> **Exercise task**: Track down the lines that contain "category" and copy them.

> **Source data**:
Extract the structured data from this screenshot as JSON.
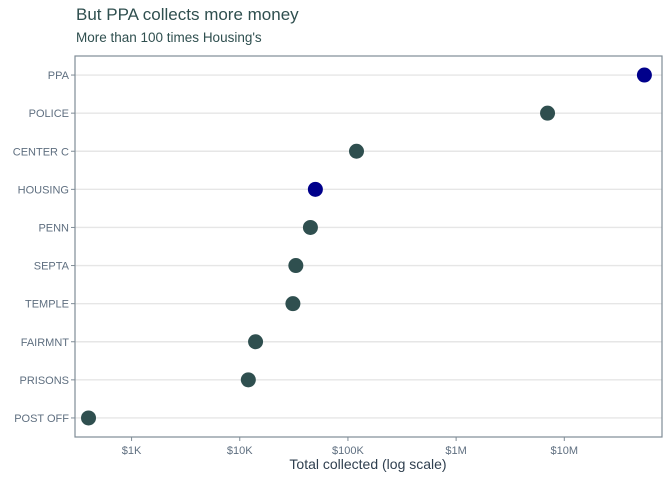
{
  "chart_data": {
    "type": "scatter",
    "title": "But PPA collects more money",
    "subtitle": "More than 100 times Housing's",
    "xlabel": "Total collected (log scale)",
    "xscale": "log10",
    "xlim": [
      300,
      80000000
    ],
    "x_ticks": [
      {
        "value": 1000,
        "label": "$1K"
      },
      {
        "value": 10000,
        "label": "$10K"
      },
      {
        "value": 100000,
        "label": "$100K"
      },
      {
        "value": 1000000,
        "label": "$1M"
      },
      {
        "value": 10000000,
        "label": "$10M"
      }
    ],
    "grid": "horizontal",
    "colors": {
      "default": "#2f4f4f",
      "highlight": "#00008b"
    },
    "points": [
      {
        "category": "PPA",
        "value": 55000000,
        "highlight": true
      },
      {
        "category": "POLICE",
        "value": 7000000,
        "highlight": false
      },
      {
        "category": "CENTER C",
        "value": 120000,
        "highlight": false
      },
      {
        "category": "HOUSING",
        "value": 50000,
        "highlight": true
      },
      {
        "category": "PENN",
        "value": 45000,
        "highlight": false
      },
      {
        "category": "SEPTA",
        "value": 33000,
        "highlight": false
      },
      {
        "category": "TEMPLE",
        "value": 31000,
        "highlight": false
      },
      {
        "category": "FAIRMNT",
        "value": 14000,
        "highlight": false
      },
      {
        "category": "PRISONS",
        "value": 12000,
        "highlight": false
      },
      {
        "category": "POST OFF",
        "value": 400,
        "highlight": false
      }
    ]
  }
}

> **The completed task**:
        "category": "PPA",
        "category": "POLICE",
        "category": "CENTER C",
        "category": "HOUSING",
        "category": "PENN",
        "category": "SEPTA",
        "category": "TEMPLE",
        "category": "FAIRMNT",
        "category": "PRISONS",
        "category": "POST OFF",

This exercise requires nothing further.